***** PROVIDED ENTRIES *****

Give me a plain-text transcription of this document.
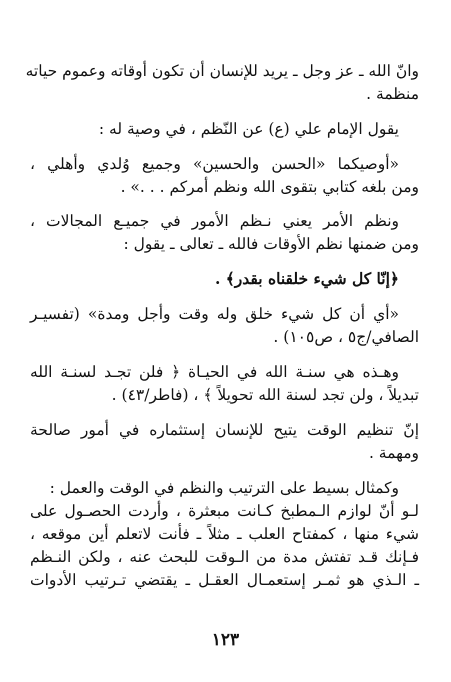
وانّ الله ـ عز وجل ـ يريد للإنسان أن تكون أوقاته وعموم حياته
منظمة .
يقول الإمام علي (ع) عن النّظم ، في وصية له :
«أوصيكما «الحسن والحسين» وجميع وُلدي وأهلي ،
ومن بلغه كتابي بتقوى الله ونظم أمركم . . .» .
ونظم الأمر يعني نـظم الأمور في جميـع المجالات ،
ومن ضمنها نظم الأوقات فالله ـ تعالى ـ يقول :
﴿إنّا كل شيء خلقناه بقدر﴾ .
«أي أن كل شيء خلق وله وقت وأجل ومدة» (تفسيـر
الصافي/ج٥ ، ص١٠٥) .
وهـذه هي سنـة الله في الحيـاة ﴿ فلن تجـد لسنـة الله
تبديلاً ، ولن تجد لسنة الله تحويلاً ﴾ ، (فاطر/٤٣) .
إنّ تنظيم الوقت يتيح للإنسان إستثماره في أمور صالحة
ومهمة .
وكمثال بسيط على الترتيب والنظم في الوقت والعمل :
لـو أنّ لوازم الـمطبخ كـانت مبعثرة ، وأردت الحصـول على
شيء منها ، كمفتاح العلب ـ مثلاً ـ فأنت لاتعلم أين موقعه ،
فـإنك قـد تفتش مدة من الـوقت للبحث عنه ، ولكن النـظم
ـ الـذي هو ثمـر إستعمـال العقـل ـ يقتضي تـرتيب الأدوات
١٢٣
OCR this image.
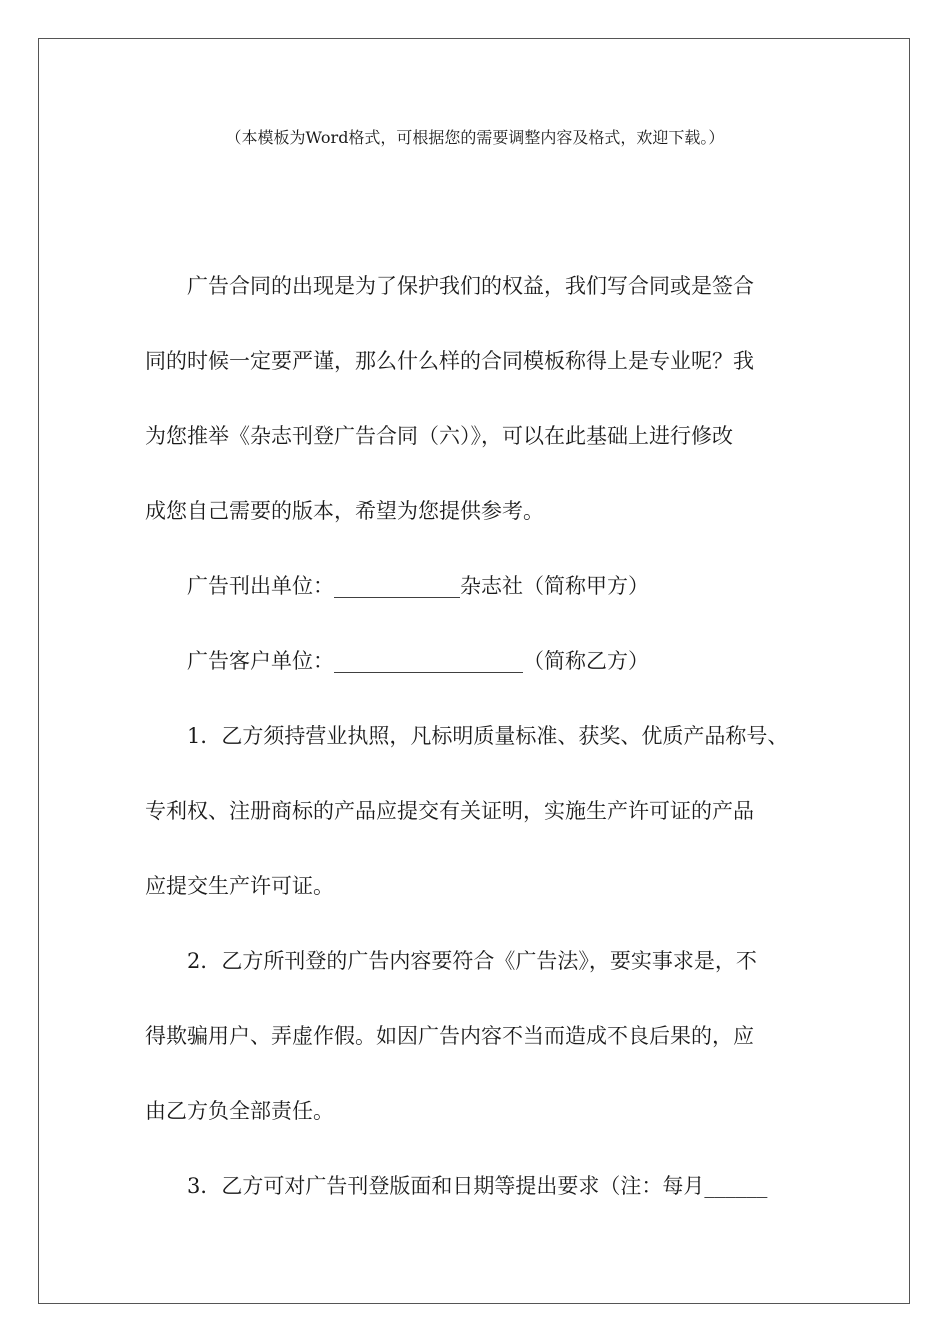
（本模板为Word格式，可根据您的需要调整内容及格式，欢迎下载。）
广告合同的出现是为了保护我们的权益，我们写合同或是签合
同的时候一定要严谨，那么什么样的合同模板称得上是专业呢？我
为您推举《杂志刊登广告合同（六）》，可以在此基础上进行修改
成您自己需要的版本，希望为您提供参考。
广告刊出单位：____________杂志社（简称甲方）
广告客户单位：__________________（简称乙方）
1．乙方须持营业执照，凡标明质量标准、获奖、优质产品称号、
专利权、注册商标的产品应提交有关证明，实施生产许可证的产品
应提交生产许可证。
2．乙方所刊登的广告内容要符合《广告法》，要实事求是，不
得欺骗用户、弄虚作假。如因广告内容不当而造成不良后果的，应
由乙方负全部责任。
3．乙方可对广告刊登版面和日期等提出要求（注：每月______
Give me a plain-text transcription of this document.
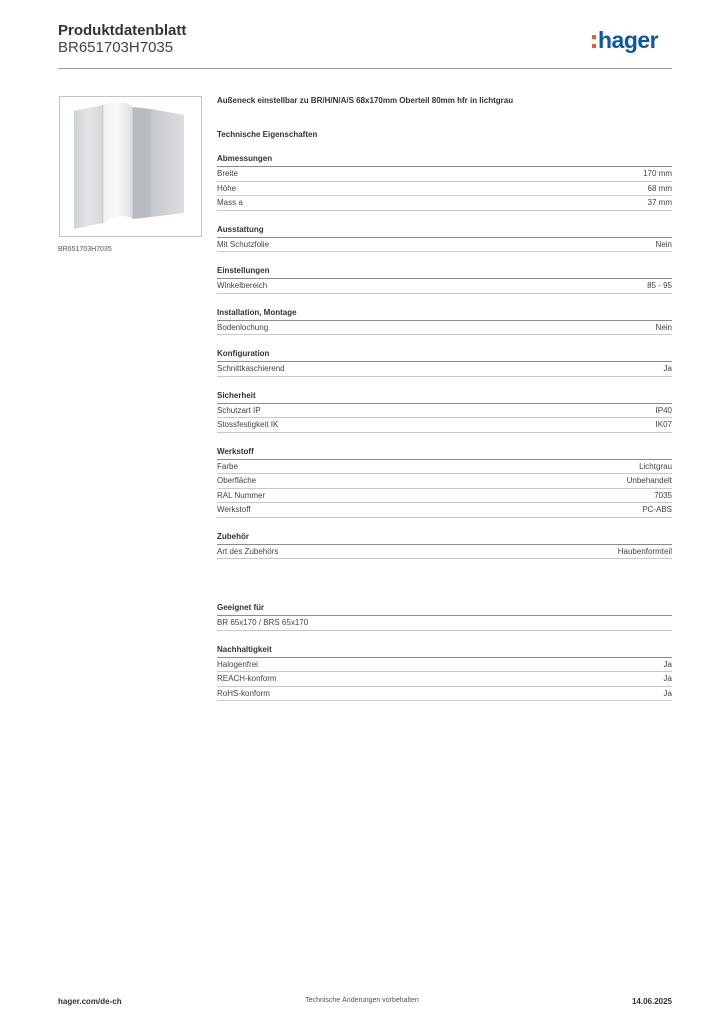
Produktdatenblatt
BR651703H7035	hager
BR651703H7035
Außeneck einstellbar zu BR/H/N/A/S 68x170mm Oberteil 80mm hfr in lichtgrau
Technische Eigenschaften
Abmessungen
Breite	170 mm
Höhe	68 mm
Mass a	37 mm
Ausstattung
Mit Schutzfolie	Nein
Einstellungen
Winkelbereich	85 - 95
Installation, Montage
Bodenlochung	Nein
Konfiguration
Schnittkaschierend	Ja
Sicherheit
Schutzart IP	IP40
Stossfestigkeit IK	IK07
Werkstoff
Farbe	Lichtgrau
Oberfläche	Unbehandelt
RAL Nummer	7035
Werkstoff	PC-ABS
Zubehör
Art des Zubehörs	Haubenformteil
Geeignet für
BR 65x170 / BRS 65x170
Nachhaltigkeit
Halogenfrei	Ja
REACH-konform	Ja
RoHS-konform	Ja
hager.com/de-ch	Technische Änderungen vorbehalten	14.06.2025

*****

Reproduce the listing exactly. Leave its pictures out.

- OUTPUT OF THE EXERCISE:
Give me a plain-text transcription of this document.
وانّ الله ـ عز وجل ـ يريد للإنسان أن تكون أوقاته وعموم حياته
منظمة .
يقول الإمام علي (ع) عن النّظم ، في وصية له :
«أوصيكما «الحسن والحسين» وجميع وُلدي وأهلي ،
ومن بلغه كتابي بتقوى الله ونظم أمركم . . .» .
ونظم الأمر يعني نـظم الأمور في جميـع المجالات ،
ومن ضمنها نظم الأوقات فالله ـ تعالى ـ يقول :
﴿إنّا كل شيء خلقناه بقدر﴾ .
«أي أن كل شيء خلق وله وقت وأجل ومدة» (تفسيـر
الصافي/ج٥ ، ص١٠٥) .
وهـذه هي سنـة الله في الحيـاة ﴿ فلن تجـد لسنـة الله
تبديلاً ، ولن تجد لسنة الله تحويلاً ﴾ ، (فاطر/٤٣) .
إنّ تنظيم الوقت يتيح للإنسان إستثماره في أمور صالحة
ومهمة .
وكمثال بسيط على الترتيب والنظم في الوقت والعمل :
لـو أنّ لوازم الـمطبخ كـانت مبعثرة ، وأردت الحصـول على
شيء منها ، كمفتاح العلب ـ مثلاً ـ فأنت لاتعلم أين موقعه ،
فـإنك قـد تفتش مدة من الـوقت للبحث عنه ، ولكن النـظم
ـ الـذي هو ثمـر إستعمـال العقـل ـ يقتضي تـرتيب الأدوات
١٢٣
OCR this image.
（本模板为Word格式，可根据您的需要调整内容及格式，欢迎下载。）
广告合同的出现是为了保护我们的权益，我们写合同或是签合
同的时候一定要严谨，那么什么样的合同模板称得上是专业呢？我
为您推举《杂志刊登广告合同（六）》，可以在此基础上进行修改
成您自己需要的版本，希望为您提供参考。
广告刊出单位：____________杂志社（简称甲方）
广告客户单位：__________________（简称乙方）
1．乙方须持营业执照，凡标明质量标准、获奖、优质产品称号、
专利权、注册商标的产品应提交有关证明，实施生产许可证的产品
应提交生产许可证。
2．乙方所刊登的广告内容要符合《广告法》，要实事求是，不
得欺骗用户、弄虚作假。如因广告内容不当而造成不良后果的，应
由乙方负全部责任。
3．乙方可对广告刊登版面和日期等提出要求（注：每月______
Give me a plain-text transcription of this document.
Produktdatenblatt
BR651703H7035	hager
BR651703H7035
Außeneck einstellbar zu BR/H/N/A/S 68x170mm Oberteil 80mm hfr in lichtgrau
Technische Eigenschaften
Abmessungen
Breite	170 mm
Höhe	68 mm
Mass a	37 mm
Ausstattung
Mit Schutzfolie	Nein
Einstellungen
Winkelbereich	85 - 95
Installation, Montage
Bodenlochung	Nein
Konfiguration
Schnittkaschierend	Ja
Sicherheit
Schutzart IP	IP40
Stossfestigkeit IK	IK07
Werkstoff
Farbe	Lichtgrau
Oberfläche	Unbehandelt
RAL Nummer	7035
Werkstoff	PC-ABS
Zubehör
Art des Zubehörs	Haubenformteil
Geeignet für
BR 65x170 / BRS 65x170
Nachhaltigkeit
Halogenfrei	Ja
REACH-konform	Ja
RoHS-konform	Ja
hager.com/de-ch	Technische Änderungen vorbehalten	14.06.2025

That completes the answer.